Gather every line from the entries below that includes "study".

(Collection entries)
◆ ◆ ◆ ◆
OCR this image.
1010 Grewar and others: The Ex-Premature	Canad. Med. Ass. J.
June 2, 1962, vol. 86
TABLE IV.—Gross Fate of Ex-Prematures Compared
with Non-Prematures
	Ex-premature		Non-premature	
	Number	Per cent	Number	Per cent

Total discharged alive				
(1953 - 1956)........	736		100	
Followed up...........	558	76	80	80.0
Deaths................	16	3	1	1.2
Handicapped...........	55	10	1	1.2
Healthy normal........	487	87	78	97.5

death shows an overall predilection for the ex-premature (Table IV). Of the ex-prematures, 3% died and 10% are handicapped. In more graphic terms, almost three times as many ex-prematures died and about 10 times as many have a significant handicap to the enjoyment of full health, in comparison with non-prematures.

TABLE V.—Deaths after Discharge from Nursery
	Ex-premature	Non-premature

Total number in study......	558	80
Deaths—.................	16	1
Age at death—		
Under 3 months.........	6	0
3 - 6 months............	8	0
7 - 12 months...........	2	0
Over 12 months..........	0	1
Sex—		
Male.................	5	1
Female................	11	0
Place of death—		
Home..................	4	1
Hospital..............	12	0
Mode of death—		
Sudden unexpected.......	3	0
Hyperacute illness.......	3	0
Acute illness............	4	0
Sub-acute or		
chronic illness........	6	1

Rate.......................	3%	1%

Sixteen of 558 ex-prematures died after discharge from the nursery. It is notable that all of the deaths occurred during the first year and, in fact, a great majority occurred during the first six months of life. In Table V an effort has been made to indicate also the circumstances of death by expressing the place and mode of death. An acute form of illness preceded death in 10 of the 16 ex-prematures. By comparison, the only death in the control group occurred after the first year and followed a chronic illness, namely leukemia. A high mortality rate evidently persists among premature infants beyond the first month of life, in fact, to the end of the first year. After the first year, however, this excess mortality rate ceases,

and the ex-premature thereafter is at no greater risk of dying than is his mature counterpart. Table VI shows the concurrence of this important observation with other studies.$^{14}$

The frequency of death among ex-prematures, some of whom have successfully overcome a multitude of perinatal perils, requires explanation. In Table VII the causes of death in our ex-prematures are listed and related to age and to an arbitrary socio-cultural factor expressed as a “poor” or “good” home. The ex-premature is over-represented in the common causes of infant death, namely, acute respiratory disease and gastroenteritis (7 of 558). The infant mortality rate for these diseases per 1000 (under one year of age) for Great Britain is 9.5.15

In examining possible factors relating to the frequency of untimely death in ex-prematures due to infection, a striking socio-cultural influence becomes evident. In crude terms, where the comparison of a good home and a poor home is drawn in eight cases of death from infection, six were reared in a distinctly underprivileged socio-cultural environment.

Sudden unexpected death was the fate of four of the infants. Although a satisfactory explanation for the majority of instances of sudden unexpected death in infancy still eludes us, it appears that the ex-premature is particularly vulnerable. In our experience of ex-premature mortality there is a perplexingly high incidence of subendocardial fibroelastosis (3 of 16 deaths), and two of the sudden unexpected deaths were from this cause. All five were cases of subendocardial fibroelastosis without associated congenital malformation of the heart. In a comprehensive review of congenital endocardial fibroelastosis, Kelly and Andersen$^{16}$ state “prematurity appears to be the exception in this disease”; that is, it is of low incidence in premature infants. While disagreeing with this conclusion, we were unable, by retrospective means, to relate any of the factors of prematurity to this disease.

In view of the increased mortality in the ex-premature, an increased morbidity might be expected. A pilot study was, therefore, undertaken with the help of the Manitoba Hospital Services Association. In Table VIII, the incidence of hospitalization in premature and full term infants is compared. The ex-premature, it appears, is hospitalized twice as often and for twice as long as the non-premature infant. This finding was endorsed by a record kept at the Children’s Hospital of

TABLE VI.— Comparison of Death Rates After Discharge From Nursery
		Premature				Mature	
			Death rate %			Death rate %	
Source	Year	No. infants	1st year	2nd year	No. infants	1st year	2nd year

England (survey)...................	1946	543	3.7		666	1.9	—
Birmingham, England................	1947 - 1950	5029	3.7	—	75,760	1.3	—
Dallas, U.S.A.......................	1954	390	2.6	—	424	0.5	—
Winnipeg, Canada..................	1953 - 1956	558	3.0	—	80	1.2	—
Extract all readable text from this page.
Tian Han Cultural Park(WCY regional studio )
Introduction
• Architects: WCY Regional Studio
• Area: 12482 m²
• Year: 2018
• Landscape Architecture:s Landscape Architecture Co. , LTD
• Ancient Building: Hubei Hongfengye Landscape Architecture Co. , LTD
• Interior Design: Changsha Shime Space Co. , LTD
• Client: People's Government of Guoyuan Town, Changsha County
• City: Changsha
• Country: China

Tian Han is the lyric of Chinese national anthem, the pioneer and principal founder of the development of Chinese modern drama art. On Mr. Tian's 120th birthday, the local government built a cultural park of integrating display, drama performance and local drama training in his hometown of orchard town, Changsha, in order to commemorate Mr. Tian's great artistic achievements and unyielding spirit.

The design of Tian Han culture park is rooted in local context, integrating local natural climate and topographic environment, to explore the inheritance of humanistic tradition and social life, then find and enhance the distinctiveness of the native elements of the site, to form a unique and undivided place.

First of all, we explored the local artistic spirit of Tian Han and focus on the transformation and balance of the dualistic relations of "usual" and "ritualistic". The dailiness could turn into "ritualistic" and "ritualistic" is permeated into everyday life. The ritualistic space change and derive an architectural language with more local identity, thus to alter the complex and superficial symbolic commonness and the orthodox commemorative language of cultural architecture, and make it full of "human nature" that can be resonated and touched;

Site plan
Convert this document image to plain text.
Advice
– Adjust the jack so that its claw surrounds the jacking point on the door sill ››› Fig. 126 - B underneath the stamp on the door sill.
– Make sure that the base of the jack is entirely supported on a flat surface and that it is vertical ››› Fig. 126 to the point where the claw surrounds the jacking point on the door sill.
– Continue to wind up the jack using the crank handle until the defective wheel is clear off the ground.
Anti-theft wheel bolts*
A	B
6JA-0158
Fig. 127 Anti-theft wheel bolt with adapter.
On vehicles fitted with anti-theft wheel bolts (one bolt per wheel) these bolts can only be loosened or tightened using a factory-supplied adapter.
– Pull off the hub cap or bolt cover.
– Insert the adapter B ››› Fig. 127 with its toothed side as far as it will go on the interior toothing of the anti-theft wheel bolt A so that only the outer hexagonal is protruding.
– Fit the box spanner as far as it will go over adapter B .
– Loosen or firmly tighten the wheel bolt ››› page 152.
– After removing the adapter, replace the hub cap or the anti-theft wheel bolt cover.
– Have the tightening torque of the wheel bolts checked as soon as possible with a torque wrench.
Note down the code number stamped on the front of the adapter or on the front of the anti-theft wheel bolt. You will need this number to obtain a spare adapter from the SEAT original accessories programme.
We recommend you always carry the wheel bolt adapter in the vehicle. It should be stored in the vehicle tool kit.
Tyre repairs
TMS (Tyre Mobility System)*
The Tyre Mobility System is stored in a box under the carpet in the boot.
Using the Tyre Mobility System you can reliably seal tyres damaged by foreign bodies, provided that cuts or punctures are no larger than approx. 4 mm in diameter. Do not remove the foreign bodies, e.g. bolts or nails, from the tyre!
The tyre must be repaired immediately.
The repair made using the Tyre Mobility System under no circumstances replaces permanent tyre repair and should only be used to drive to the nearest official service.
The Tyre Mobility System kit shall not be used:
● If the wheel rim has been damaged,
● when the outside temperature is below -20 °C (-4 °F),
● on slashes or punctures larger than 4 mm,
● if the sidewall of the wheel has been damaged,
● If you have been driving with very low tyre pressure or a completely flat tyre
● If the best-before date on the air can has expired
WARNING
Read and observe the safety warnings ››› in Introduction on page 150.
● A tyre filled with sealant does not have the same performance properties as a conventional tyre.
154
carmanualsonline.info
◆ ◆ ◆ ◆
● WRITTEN SOLUTION
Total number in study......	558	80
In view of the increased mortality in the ex-premature, an increased morbidity might be expected. A pilot study was, therefore, undertaken with the help of the Manitoba Hospital Services Association. In Table VIII, the incidence of hospitalization in premature and full term infants is compared. The ex-premature, it appears, is hospitalized twice as often and for twice as long as the non-premature infant. This finding was endorsed by a record kept at the Children’s Hospital of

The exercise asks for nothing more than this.